Stored data entries
━━━━

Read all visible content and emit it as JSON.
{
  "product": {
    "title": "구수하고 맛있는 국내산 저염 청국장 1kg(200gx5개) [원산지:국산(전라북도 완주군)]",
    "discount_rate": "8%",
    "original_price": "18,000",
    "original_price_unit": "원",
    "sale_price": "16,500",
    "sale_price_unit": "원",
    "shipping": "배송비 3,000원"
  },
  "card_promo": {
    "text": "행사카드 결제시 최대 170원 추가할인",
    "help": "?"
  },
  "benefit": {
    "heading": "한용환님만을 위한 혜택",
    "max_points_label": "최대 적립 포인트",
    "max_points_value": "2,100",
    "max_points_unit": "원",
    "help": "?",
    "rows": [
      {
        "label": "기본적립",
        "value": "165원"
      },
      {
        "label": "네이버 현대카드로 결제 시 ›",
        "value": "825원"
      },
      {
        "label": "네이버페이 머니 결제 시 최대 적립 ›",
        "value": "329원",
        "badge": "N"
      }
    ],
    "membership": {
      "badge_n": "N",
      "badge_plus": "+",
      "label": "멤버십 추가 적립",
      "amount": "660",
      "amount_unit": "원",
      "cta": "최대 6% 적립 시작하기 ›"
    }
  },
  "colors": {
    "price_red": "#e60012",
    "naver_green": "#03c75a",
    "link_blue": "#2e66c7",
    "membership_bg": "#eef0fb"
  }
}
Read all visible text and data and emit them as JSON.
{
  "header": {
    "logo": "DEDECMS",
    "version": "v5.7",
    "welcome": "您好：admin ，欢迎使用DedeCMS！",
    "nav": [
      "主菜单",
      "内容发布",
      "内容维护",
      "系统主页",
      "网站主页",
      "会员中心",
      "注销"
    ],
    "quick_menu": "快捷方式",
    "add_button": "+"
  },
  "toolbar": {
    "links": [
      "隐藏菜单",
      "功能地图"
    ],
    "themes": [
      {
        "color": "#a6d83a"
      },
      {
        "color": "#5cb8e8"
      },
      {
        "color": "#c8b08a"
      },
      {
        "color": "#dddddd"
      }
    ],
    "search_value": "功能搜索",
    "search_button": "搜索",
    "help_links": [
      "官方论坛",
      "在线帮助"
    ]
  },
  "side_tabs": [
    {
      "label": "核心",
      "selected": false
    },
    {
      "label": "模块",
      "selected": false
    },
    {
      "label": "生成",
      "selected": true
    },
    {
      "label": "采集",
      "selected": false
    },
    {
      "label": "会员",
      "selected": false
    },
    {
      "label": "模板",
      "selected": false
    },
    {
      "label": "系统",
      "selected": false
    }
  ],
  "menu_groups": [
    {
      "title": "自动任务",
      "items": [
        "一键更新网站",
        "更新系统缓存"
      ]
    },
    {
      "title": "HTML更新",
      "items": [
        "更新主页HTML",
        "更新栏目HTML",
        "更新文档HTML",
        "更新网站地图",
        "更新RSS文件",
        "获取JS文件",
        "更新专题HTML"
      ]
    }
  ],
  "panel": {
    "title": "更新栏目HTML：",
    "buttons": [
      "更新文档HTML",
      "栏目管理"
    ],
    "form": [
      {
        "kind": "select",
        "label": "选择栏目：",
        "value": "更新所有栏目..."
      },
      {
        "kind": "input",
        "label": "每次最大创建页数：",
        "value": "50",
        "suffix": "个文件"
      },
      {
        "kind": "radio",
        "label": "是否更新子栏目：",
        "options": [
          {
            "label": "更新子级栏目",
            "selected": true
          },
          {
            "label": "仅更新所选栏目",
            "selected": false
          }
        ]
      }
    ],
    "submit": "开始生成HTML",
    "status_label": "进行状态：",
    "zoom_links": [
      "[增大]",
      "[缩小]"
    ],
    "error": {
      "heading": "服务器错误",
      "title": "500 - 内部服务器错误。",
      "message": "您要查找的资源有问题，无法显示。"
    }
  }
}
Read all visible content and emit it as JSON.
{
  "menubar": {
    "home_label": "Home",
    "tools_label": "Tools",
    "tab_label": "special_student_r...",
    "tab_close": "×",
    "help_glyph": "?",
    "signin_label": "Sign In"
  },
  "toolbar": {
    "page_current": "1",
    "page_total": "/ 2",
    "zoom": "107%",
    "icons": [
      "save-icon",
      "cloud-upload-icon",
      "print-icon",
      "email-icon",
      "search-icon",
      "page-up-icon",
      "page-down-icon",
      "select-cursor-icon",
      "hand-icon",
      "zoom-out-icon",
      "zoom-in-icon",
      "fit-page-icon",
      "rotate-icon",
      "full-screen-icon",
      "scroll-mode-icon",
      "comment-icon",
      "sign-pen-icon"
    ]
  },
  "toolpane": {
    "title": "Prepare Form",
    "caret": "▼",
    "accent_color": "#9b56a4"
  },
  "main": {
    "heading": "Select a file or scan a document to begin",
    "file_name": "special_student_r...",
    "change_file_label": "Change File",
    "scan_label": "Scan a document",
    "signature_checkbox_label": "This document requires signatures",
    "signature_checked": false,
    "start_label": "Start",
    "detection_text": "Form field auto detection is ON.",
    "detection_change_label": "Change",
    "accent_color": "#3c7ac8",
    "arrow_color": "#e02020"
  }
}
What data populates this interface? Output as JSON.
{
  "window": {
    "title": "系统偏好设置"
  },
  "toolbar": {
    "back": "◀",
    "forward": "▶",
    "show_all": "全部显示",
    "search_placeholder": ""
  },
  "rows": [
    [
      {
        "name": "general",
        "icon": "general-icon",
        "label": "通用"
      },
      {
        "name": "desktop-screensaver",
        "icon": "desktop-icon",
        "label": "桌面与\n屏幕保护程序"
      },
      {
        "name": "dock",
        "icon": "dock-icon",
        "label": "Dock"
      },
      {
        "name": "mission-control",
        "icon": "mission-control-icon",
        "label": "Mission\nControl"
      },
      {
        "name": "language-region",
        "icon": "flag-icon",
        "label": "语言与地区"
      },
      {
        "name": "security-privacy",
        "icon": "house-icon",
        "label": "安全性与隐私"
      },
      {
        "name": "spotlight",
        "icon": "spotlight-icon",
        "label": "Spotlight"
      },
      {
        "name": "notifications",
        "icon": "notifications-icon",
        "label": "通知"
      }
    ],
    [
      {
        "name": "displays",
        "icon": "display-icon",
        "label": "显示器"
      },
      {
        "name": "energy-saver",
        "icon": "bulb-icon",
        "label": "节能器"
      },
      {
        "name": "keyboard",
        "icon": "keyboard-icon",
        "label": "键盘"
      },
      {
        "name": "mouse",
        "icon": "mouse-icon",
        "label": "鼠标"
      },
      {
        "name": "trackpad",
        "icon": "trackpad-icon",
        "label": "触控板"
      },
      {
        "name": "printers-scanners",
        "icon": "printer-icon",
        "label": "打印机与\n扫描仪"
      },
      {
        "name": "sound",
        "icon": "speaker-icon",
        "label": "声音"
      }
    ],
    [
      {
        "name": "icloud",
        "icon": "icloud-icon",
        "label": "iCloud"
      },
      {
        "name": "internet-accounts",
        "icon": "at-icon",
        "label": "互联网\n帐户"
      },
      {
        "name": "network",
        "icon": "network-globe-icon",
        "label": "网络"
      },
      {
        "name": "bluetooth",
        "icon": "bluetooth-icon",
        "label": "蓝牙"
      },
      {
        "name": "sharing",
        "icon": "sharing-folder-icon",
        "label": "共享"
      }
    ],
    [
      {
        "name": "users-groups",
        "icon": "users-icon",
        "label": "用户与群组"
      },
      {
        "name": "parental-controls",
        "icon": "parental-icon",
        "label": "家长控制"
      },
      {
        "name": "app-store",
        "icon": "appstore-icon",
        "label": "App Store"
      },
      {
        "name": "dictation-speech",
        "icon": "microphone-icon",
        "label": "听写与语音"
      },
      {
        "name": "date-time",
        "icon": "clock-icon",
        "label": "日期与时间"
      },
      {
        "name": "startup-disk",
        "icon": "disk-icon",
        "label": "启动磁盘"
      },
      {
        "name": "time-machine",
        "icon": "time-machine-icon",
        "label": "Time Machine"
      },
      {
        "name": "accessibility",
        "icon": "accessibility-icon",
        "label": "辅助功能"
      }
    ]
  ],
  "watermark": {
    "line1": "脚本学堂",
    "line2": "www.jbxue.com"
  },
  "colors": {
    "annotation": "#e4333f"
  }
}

━━━━

INSTRUCTION: Extract every line above containing the word "document".

EXERCISE ANSWER:
    "heading": "Select a file or scan a document to begin",
    "scan_label": "Scan a document",
    "signature_checkbox_label": "This document requires signatures",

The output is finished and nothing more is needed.